> [Directions] Print all of the lines exactly. Any picture among them stays out.

> [Rows]
####
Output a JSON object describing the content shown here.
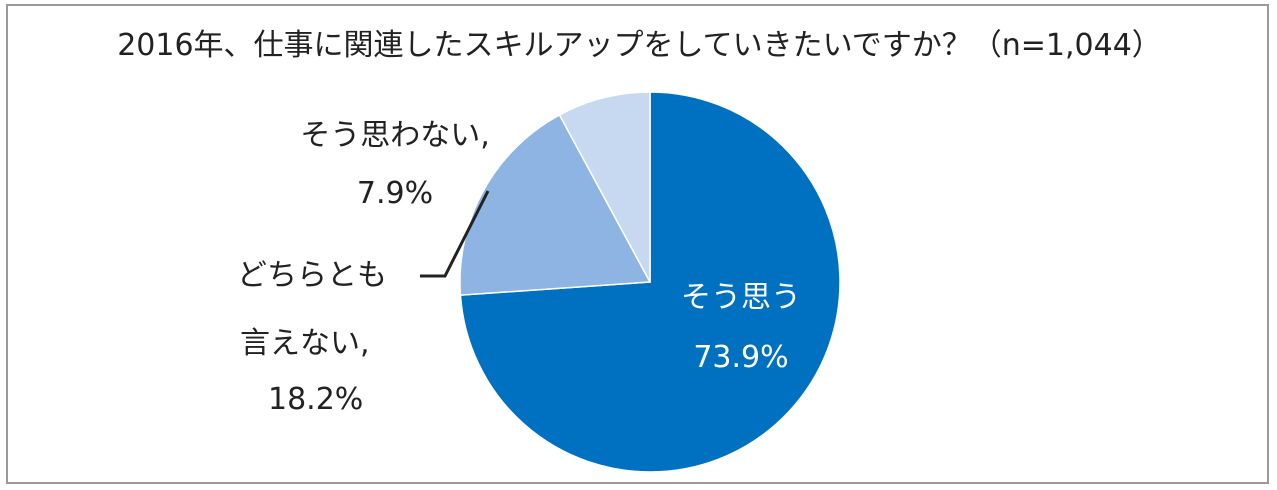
{
  "colors": {
    "slice_1": "#0070c0",
    "slice_2": "#8eb4e3",
    "slice_3": "#c6d9f1",
    "text_dark": "#222222",
    "text_light": "#ffffff",
    "leader": "#222222",
    "frame": "#9a9a9a"
  },
  "chart_data": {
    "type": "pie",
    "title": "2016年、仕事に関連したスキルアップをしていきたいですか？（n=1,044）",
    "direction": "clockwise",
    "start": "top",
    "slices": [
      {
        "label_lines": [
          "そう思う"
        ],
        "value_text": "73.9%",
        "value": 73.9
      },
      {
        "label_lines": [
          "どちらとも",
          "言えない,"
        ],
        "value_text": "18.2%",
        "value": 18.2
      },
      {
        "label_lines": [
          "そう思わない,"
        ],
        "value_text": "7.9%",
        "value": 7.9
      }
    ]
  }
}
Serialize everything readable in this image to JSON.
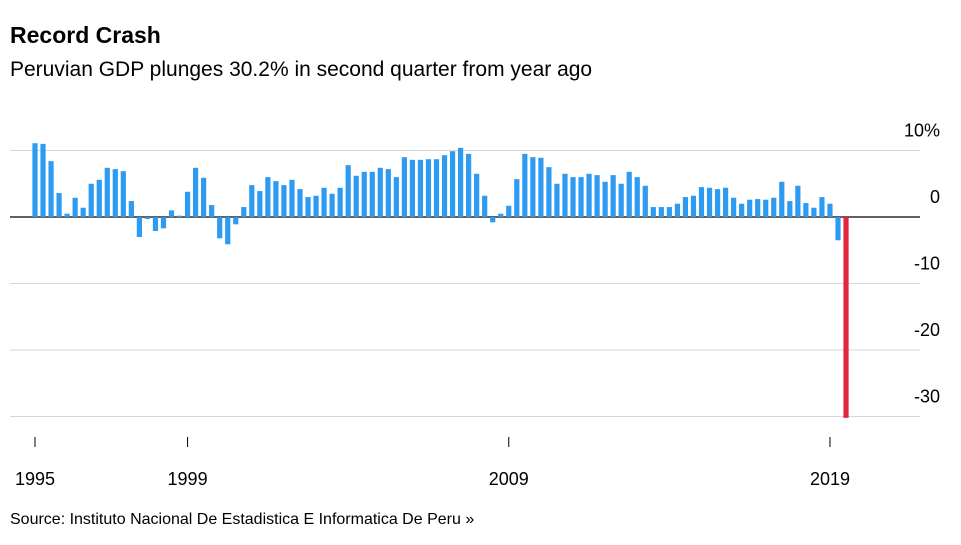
{
  "chart_data": {
    "type": "bar",
    "title": "Record Crash",
    "subtitle": "Peruvian GDP plunges 30.2% in second quarter from year ago",
    "source": "Source: Instituto Nacional De Estadistica E Informatica De Peru »",
    "categories": [
      "1995",
      null,
      null,
      null,
      null,
      null,
      null,
      null,
      null,
      null,
      null,
      null,
      null,
      null,
      null,
      null,
      null,
      null,
      null,
      "1999",
      null,
      null,
      null,
      null,
      null,
      null,
      null,
      null,
      null,
      null,
      null,
      null,
      null,
      null,
      null,
      null,
      null,
      null,
      null,
      null,
      null,
      null,
      null,
      null,
      null,
      null,
      null,
      null,
      null,
      null,
      null,
      null,
      null,
      null,
      null,
      null,
      null,
      null,
      null,
      "2009",
      null,
      null,
      null,
      null,
      null,
      null,
      null,
      null,
      null,
      null,
      null,
      null,
      null,
      null,
      null,
      null,
      null,
      null,
      null,
      null,
      null,
      null,
      null,
      null,
      null,
      null,
      null,
      null,
      null,
      null,
      null,
      null,
      null,
      null,
      null,
      null,
      null,
      null,
      null,
      "2019",
      null,
      null
    ],
    "values": [
      11.1,
      11.0,
      8.4,
      3.6,
      0.5,
      2.9,
      1.4,
      5.0,
      5.6,
      7.4,
      7.2,
      6.9,
      2.4,
      -3.0,
      -0.3,
      -2.1,
      -1.7,
      1.0,
      0.2,
      3.8,
      7.4,
      5.9,
      1.8,
      -3.2,
      -4.1,
      -1.1,
      1.5,
      4.8,
      3.9,
      6.0,
      5.4,
      4.8,
      5.6,
      4.2,
      3.0,
      3.2,
      4.4,
      3.5,
      4.4,
      7.8,
      6.2,
      6.8,
      6.8,
      7.4,
      7.2,
      6.0,
      9.0,
      8.6,
      8.6,
      8.7,
      8.7,
      9.3,
      9.9,
      10.4,
      9.5,
      6.5,
      3.2,
      -0.8,
      0.5,
      1.7,
      5.7,
      9.5,
      9.0,
      8.9,
      7.5,
      5.0,
      6.5,
      6.0,
      6.0,
      6.5,
      6.3,
      5.3,
      6.3,
      5.0,
      6.8,
      6.0,
      4.7,
      1.5,
      1.5,
      1.5,
      2.0,
      3.0,
      3.2,
      4.5,
      4.4,
      4.2,
      4.4,
      2.9,
      2.0,
      2.6,
      2.7,
      2.6,
      2.9,
      5.3,
      2.4,
      4.7,
      2.1,
      1.4,
      3.0,
      2.0,
      -3.5,
      -30.2
    ],
    "color": "#2e9bf2",
    "highlight_color": "#e3253d",
    "ylim": [
      -31.5,
      14.5
    ],
    "yticks": [
      {
        "value": 10,
        "label": "10%"
      },
      0,
      -10,
      -20,
      -30
    ],
    "grid": true
  }
}
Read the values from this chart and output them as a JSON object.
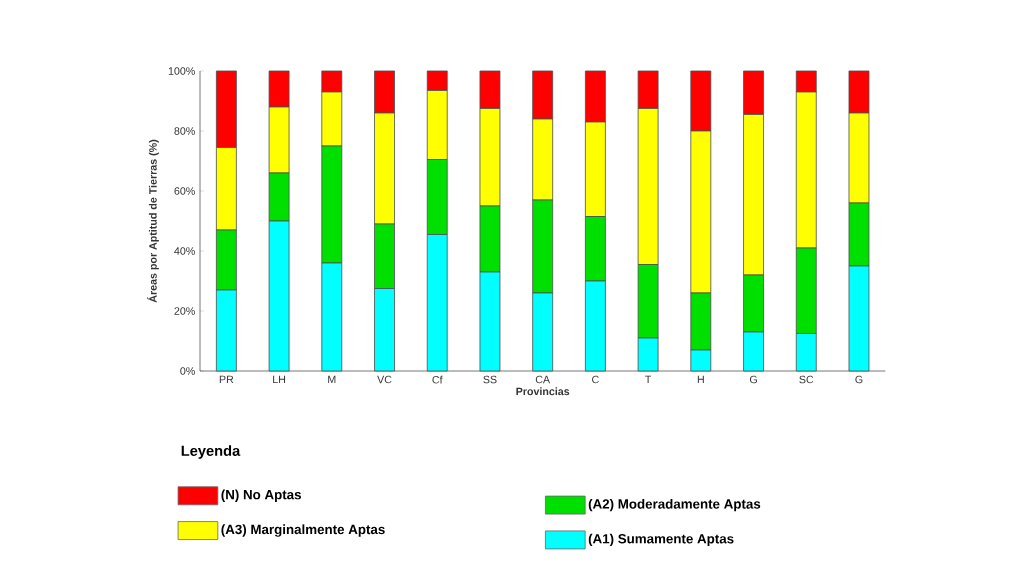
{
  "chart_data": {
    "type": "bar",
    "stacked": true,
    "xlabel": "Provincias",
    "ylabel": "Áreas por Aptitud de Tierras (%)",
    "legend_title": "Leyenda",
    "legend": "bottom",
    "categories": [
      "PR",
      "LH",
      "M",
      "VC",
      "Cf",
      "SS",
      "CA",
      "C",
      "T",
      "H",
      "G",
      "SC",
      "G"
    ],
    "ylim": [
      0,
      100
    ],
    "yticks": [
      {
        "value": 0,
        "label": "0%"
      },
      {
        "value": 20,
        "label": "20%"
      },
      {
        "value": 40,
        "label": "40%"
      },
      {
        "value": 60,
        "label": "60%"
      },
      {
        "value": 80,
        "label": "80%"
      },
      {
        "value": 100,
        "label": "100%"
      }
    ],
    "series": [
      {
        "name": "(A1) Sumamente Aptas",
        "color": "#00ffff",
        "values": [
          27,
          50,
          36,
          27.5,
          45.5,
          33,
          26,
          30,
          11,
          7,
          13,
          12.5,
          35
        ]
      },
      {
        "name": "(A2) Moderadamente Aptas",
        "color": "#00e000",
        "values": [
          20,
          16,
          39,
          21.5,
          25,
          22,
          31,
          21.5,
          24.5,
          19,
          19,
          28.5,
          21
        ]
      },
      {
        "name": "(A3) Marginalmente Aptas",
        "color": "#ffff00",
        "values": [
          27.5,
          22,
          18,
          37,
          23,
          32.5,
          27,
          31.5,
          52,
          54,
          53.5,
          52,
          30
        ]
      },
      {
        "name": "(N) No Aptas",
        "color": "#ff0000",
        "values": [
          25.5,
          12,
          7,
          14,
          6.5,
          12.5,
          16,
          17,
          12.5,
          20,
          14.5,
          7,
          14
        ]
      }
    ]
  }
}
####
> [Answer below]
Output a JSON object describing the content shown here.
{
  "colors": {
    "slice_1": "#0070c0",
    "slice_2": "#8eb4e3",
    "slice_3": "#c6d9f1",
    "text_dark": "#222222",
    "text_light": "#ffffff",
    "leader": "#222222",
    "frame": "#9a9a9a"
  },
  "chart_data": {
    "type": "pie",
    "title": "2016年、仕事に関連したスキルアップをしていきたいですか？（n=1,044）",
    "direction": "clockwise",
    "start": "top",
    "slices": [
      {
        "label_lines": [
          "そう思う"
        ],
        "value_text": "73.9%",
        "value": 73.9
      },
      {
        "label_lines": [
          "どちらとも",
          "言えない,"
        ],
        "value_text": "18.2%",
        "value": 18.2
      },
      {
        "label_lines": [
          "そう思わない,"
        ],
        "value_text": "7.9%",
        "value": 7.9
      }
    ]
  }
}
Serialize everything readable in this image to JSON.
{
  "chart_data": {
    "type": "bar",
    "title": "Record Crash",
    "subtitle": "Peruvian GDP plunges 30.2% in second quarter from year ago",
    "source": "Source: Instituto Nacional De Estadistica E Informatica De Peru »",
    "categories": [
      "1995",
      null,
      null,
      null,
      null,
      null,
      null,
      null,
      null,
      null,
      null,
      null,
      null,
      null,
      null,
      null,
      null,
      null,
      null,
      "1999",
      null,
      null,
      null,
      null,
      null,
      null,
      null,
      null,
      null,
      null,
      null,
      null,
      null,
      null,
      null,
      null,
      null,
      null,
      null,
      null,
      null,
      null,
      null,
      null,
      null,
      null,
      null,
      null,
      null,
      null,
      null,
      null,
      null,
      null,
      null,
      null,
      null,
      null,
      null,
      "2009",
      null,
      null,
      null,
      null,
      null,
      null,
      null,
      null,
      null,
      null,
      null,
      null,
      null,
      null,
      null,
      null,
      null,
      null,
      null,
      null,
      null,
      null,
      null,
      null,
      null,
      null,
      null,
      null,
      null,
      null,
      null,
      null,
      null,
      null,
      null,
      null,
      null,
      null,
      null,
      "2019",
      null,
      null
    ],
    "values": [
      11.1,
      11.0,
      8.4,
      3.6,
      0.5,
      2.9,
      1.4,
      5.0,
      5.6,
      7.4,
      7.2,
      6.9,
      2.4,
      -3.0,
      -0.3,
      -2.1,
      -1.7,
      1.0,
      0.2,
      3.8,
      7.4,
      5.9,
      1.8,
      -3.2,
      -4.1,
      -1.1,
      1.5,
      4.8,
      3.9,
      6.0,
      5.4,
      4.8,
      5.6,
      4.2,
      3.0,
      3.2,
      4.4,
      3.5,
      4.4,
      7.8,
      6.2,
      6.8,
      6.8,
      7.4,
      7.2,
      6.0,
      9.0,
      8.6,
      8.6,
      8.7,
      8.7,
      9.3,
      9.9,
      10.4,
      9.5,
      6.5,
      3.2,
      -0.8,
      0.5,
      1.7,
      5.7,
      9.5,
      9.0,
      8.9,
      7.5,
      5.0,
      6.5,
      6.0,
      6.0,
      6.5,
      6.3,
      5.3,
      6.3,
      5.0,
      6.8,
      6.0,
      4.7,
      1.5,
      1.5,
      1.5,
      2.0,
      3.0,
      3.2,
      4.5,
      4.4,
      4.2,
      4.4,
      2.9,
      2.0,
      2.6,
      2.7,
      2.6,
      2.9,
      5.3,
      2.4,
      4.7,
      2.1,
      1.4,
      3.0,
      2.0,
      -3.5,
      -30.2
    ],
    "color": "#2e9bf2",
    "highlight_color": "#e3253d",
    "ylim": [
      -31.5,
      14.5
    ],
    "yticks": [
      {
        "value": 10,
        "label": "10%"
      },
      0,
      -10,
      -20,
      -30
    ],
    "grid": true
  }
}
Read the values from this chart and output them as a JSON object.
{
  "chart_data": {
    "type": "bar",
    "stacked": true,
    "xlabel": "Provincias",
    "ylabel": "Áreas por Aptitud de Tierras (%)",
    "legend_title": "Leyenda",
    "legend": "bottom",
    "categories": [
      "PR",
      "LH",
      "M",
      "VC",
      "Cf",
      "SS",
      "CA",
      "C",
      "T",
      "H",
      "G",
      "SC",
      "G"
    ],
    "ylim": [
      0,
      100
    ],
    "yticks": [
      {
        "value": 0,
        "label": "0%"
      },
      {
        "value": 20,
        "label": "20%"
      },
      {
        "value": 40,
        "label": "40%"
      },
      {
        "value": 60,
        "label": "60%"
      },
      {
        "value": 80,
        "label": "80%"
      },
      {
        "value": 100,
        "label": "100%"
      }
    ],
    "series": [
      {
        "name": "(A1) Sumamente Aptas",
        "color": "#00ffff",
        "values": [
          27,
          50,
          36,
          27.5,
          45.5,
          33,
          26,
          30,
          11,
          7,
          13,
          12.5,
          35
        ]
      },
      {
        "name": "(A2) Moderadamente Aptas",
        "color": "#00e000",
        "values": [
          20,
          16,
          39,
          21.5,
          25,
          22,
          31,
          21.5,
          24.5,
          19,
          19,
          28.5,
          21
        ]
      },
      {
        "name": "(A3) Marginalmente Aptas",
        "color": "#ffff00",
        "values": [
          27.5,
          22,
          18,
          37,
          23,
          32.5,
          27,
          31.5,
          52,
          54,
          53.5,
          52,
          30
        ]
      },
      {
        "name": "(N) No Aptas",
        "color": "#ff0000",
        "values": [
          25.5,
          12,
          7,
          14,
          6.5,
          12.5,
          16,
          17,
          12.5,
          20,
          14.5,
          7,
          14
        ]
      }
    ]
  }
}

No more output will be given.